[Begin]
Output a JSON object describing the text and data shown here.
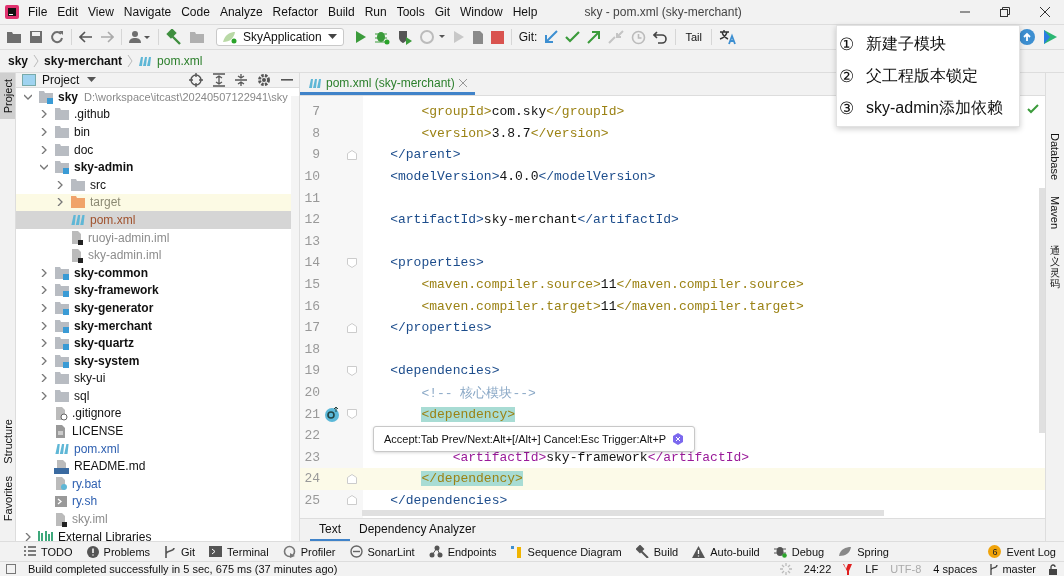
{
  "title_bar": {
    "menu": [
      "File",
      "Edit",
      "View",
      "Navigate",
      "Code",
      "Analyze",
      "Refactor",
      "Build",
      "Run",
      "Tools",
      "Git",
      "Window",
      "Help"
    ],
    "title": "sky - pom.xml (sky-merchant)"
  },
  "toolbar": {
    "run_config": "SkyApplication",
    "git_label": "Git:",
    "tail": "Tail"
  },
  "breadcrumb": [
    {
      "label": "sky",
      "kind": "folder"
    },
    {
      "label": "sky-merchant",
      "kind": "folder"
    },
    {
      "label": "pom.xml",
      "kind": "maven"
    }
  ],
  "left_strip": [
    {
      "label": "Project",
      "selected": true
    },
    {
      "label": "Structure",
      "selected": false
    },
    {
      "label": "Favorites",
      "selected": false
    }
  ],
  "project_panel": {
    "title": "Project",
    "tree": [
      {
        "name": "sky",
        "detail": "D:\\workspace\\itcast\\20240507122941\\sky",
        "kind": "module",
        "expanded": true,
        "selected": false,
        "highlighted": false,
        "children": [
          {
            "name": ".github",
            "kind": "folder",
            "expanded": false,
            "selected": false,
            "highlighted": false
          },
          {
            "name": "bin",
            "kind": "folder",
            "expanded": false,
            "selected": false,
            "highlighted": false
          },
          {
            "name": "doc",
            "kind": "folder",
            "expanded": false,
            "selected": false,
            "highlighted": false
          },
          {
            "name": "sky-admin",
            "kind": "module",
            "expanded": true,
            "selected": false,
            "highlighted": false,
            "children": [
              {
                "name": "src",
                "kind": "folder",
                "expanded": false,
                "selected": false,
                "highlighted": false
              },
              {
                "name": "target",
                "kind": "excluded",
                "expanded": false,
                "color": "#8c8a74",
                "selected": false,
                "highlighted": true
              },
              {
                "name": "pom.xml",
                "kind": "maven",
                "color": "#a0522d",
                "selected": true,
                "highlighted": false
              },
              {
                "name": "ruoyi-admin.iml",
                "kind": "iml",
                "color": "#8c8c8c",
                "selected": false,
                "highlighted": false
              },
              {
                "name": "sky-admin.iml",
                "kind": "iml",
                "color": "#8c8c8c",
                "selected": false,
                "highlighted": false
              }
            ]
          },
          {
            "name": "sky-common",
            "kind": "module",
            "expanded": false,
            "selected": false,
            "highlighted": false
          },
          {
            "name": "sky-framework",
            "kind": "module",
            "expanded": false,
            "selected": false,
            "highlighted": false
          },
          {
            "name": "sky-generator",
            "kind": "module",
            "expanded": false,
            "selected": false,
            "highlighted": false
          },
          {
            "name": "sky-merchant",
            "kind": "module",
            "expanded": false,
            "selected": false,
            "highlighted": false
          },
          {
            "name": "sky-quartz",
            "kind": "module",
            "expanded": false,
            "selected": false,
            "highlighted": false
          },
          {
            "name": "sky-system",
            "kind": "module",
            "expanded": false,
            "selected": false,
            "highlighted": false
          },
          {
            "name": "sky-ui",
            "kind": "folder",
            "expanded": false,
            "selected": false,
            "highlighted": false
          },
          {
            "name": "sql",
            "kind": "folder",
            "expanded": false,
            "selected": false,
            "highlighted": false
          },
          {
            "name": ".gitignore",
            "kind": "gitignore",
            "selected": false,
            "highlighted": false
          },
          {
            "name": "LICENSE",
            "kind": "text",
            "selected": false,
            "highlighted": false
          },
          {
            "name": "pom.xml",
            "kind": "maven",
            "color": "#2d5fb0",
            "selected": false,
            "highlighted": false
          },
          {
            "name": "README.md",
            "kind": "markdown",
            "selected": false,
            "highlighted": false
          },
          {
            "name": "ry.bat",
            "kind": "bat",
            "color": "#2d5fb0",
            "selected": false,
            "highlighted": false
          },
          {
            "name": "ry.sh",
            "kind": "shell",
            "color": "#2d5fb0",
            "selected": false,
            "highlighted": false
          },
          {
            "name": "sky.iml",
            "kind": "iml",
            "color": "#8c8c8c",
            "selected": false,
            "highlighted": false
          }
        ]
      },
      {
        "name": "External Libraries",
        "kind": "libraries",
        "expanded": false,
        "selected": false,
        "highlighted": false
      }
    ]
  },
  "editor": {
    "tabs": [
      {
        "label": "pom.xml (sky-merchant)",
        "selected": true
      }
    ],
    "lines": [
      {
        "number": "7",
        "segments": [
          {
            "kind": "child-tag",
            "text": "        <groupId>"
          },
          {
            "kind": "value",
            "text": "com.sky"
          },
          {
            "kind": "child-tag",
            "text": "</groupId>"
          }
        ]
      },
      {
        "number": "8",
        "segments": [
          {
            "kind": "child-tag",
            "text": "        <version>"
          },
          {
            "kind": "value",
            "text": "3.8.7"
          },
          {
            "kind": "child-tag",
            "text": "</version>"
          }
        ]
      },
      {
        "number": "9",
        "fold_close": true,
        "segments": [
          {
            "kind": "tag",
            "text": "    </parent>"
          }
        ]
      },
      {
        "number": "10",
        "segments": [
          {
            "kind": "tag",
            "text": "    <modelVersion>"
          },
          {
            "kind": "value",
            "text": "4.0.0"
          },
          {
            "kind": "tag",
            "text": "</modelVersion>"
          }
        ]
      },
      {
        "number": "11"
      },
      {
        "number": "12",
        "segments": [
          {
            "kind": "tag",
            "text": "    <artifactId>"
          },
          {
            "kind": "value",
            "text": "sky-merchant"
          },
          {
            "kind": "tag",
            "text": "</artifactId>"
          }
        ]
      },
      {
        "number": "13"
      },
      {
        "number": "14",
        "fold_open": true,
        "segments": [
          {
            "kind": "tag",
            "text": "    <properties>"
          }
        ]
      },
      {
        "number": "15",
        "segments": [
          {
            "kind": "child-tag",
            "text": "        <maven.compiler.source>"
          },
          {
            "kind": "value",
            "text": "11"
          },
          {
            "kind": "child-tag",
            "text": "</maven.compiler.source>"
          }
        ]
      },
      {
        "number": "16",
        "segments": [
          {
            "kind": "child-tag",
            "text": "        <maven.compiler.target>"
          },
          {
            "kind": "value",
            "text": "11"
          },
          {
            "kind": "child-tag",
            "text": "</maven.compiler.target>"
          }
        ]
      },
      {
        "number": "17",
        "fold_close": true,
        "segments": [
          {
            "kind": "tag",
            "text": "    </properties>"
          }
        ]
      },
      {
        "number": "18"
      },
      {
        "number": "19",
        "fold_open": true,
        "segments": [
          {
            "kind": "tag",
            "text": "    <dependencies>"
          }
        ]
      },
      {
        "number": "20",
        "segments": [
          {
            "kind": "comment",
            "text": "        <!-- 核心模块-->"
          }
        ]
      },
      {
        "number": "21",
        "fold_open": true,
        "gutter_icon": true,
        "segments": [
          {
            "kind": "child-tag",
            "text": "        <dependency>",
            "matched": true
          }
        ]
      },
      {
        "number": "22"
      },
      {
        "number": "23",
        "segments": [
          {
            "kind": "unresolved-tag",
            "text": "            <artifactId>"
          },
          {
            "kind": "value",
            "text": "sky-framework"
          },
          {
            "kind": "unresolved-tag",
            "text": "</artifactId>"
          }
        ]
      },
      {
        "number": "24",
        "fold_close": true,
        "current": true,
        "segments": [
          {
            "kind": "child-tag",
            "text": "        </dependency>",
            "matched": true
          }
        ]
      },
      {
        "number": "25",
        "fold_close": true,
        "segments": [
          {
            "kind": "tag",
            "text": "    </dependencies>"
          }
        ]
      }
    ],
    "tooltip": "Accept:Tab Prev/Next:Alt+[/Alt+] Cancel:Esc Trigger:Alt+P",
    "bottom_tabs": [
      {
        "label": "Text",
        "selected": true
      },
      {
        "label": "Dependency Analyzer",
        "selected": false
      }
    ]
  },
  "right_strip": [
    {
      "label": "Database",
      "kind": "latin"
    },
    {
      "label": "Maven",
      "kind": "latin"
    },
    {
      "label": "通义灵码",
      "kind": "cjk"
    }
  ],
  "popup": [
    {
      "number": "①",
      "label": "新建子模块"
    },
    {
      "number": "②",
      "label": "父工程版本锁定"
    },
    {
      "number": "③",
      "label": "sky-admin添加依赖"
    }
  ],
  "tool_windows": [
    {
      "label": "TODO",
      "kind": "todo"
    },
    {
      "label": "Problems",
      "kind": "problems"
    },
    {
      "label": "Git",
      "kind": "git"
    },
    {
      "label": "Terminal",
      "kind": "terminal"
    },
    {
      "label": "Profiler",
      "kind": "profiler"
    },
    {
      "label": "SonarLint",
      "kind": "sonarlint"
    },
    {
      "label": "Endpoints",
      "kind": "endpoints"
    },
    {
      "label": "Sequence Diagram",
      "kind": "sequence"
    },
    {
      "label": "Build",
      "kind": "build"
    },
    {
      "label": "Auto-build",
      "kind": "warning"
    },
    {
      "label": "Debug",
      "kind": "debug"
    },
    {
      "label": "Spring",
      "kind": "spring"
    }
  ],
  "event_log": {
    "count": "6",
    "label": "Event Log"
  },
  "status_bar": {
    "message": "Build completed successfully in 5 sec, 675 ms (37 minutes ago)",
    "widgets": [
      {
        "text": "24:22",
        "disabled": false
      },
      {
        "text": "LF",
        "disabled": false
      },
      {
        "text": "UTF-8",
        "disabled": true
      },
      {
        "text": "4 spaces",
        "disabled": false
      }
    ],
    "branch": "master"
  }
}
[End]
» PROBLEM REQUIREMENTS
Find every line in the records that contains the word "source"; copy those lines.

» SOLUTION FOR THIS PROBLEM
            "text": "        <maven.compiler.source>"
            "text": "</maven.compiler.source>"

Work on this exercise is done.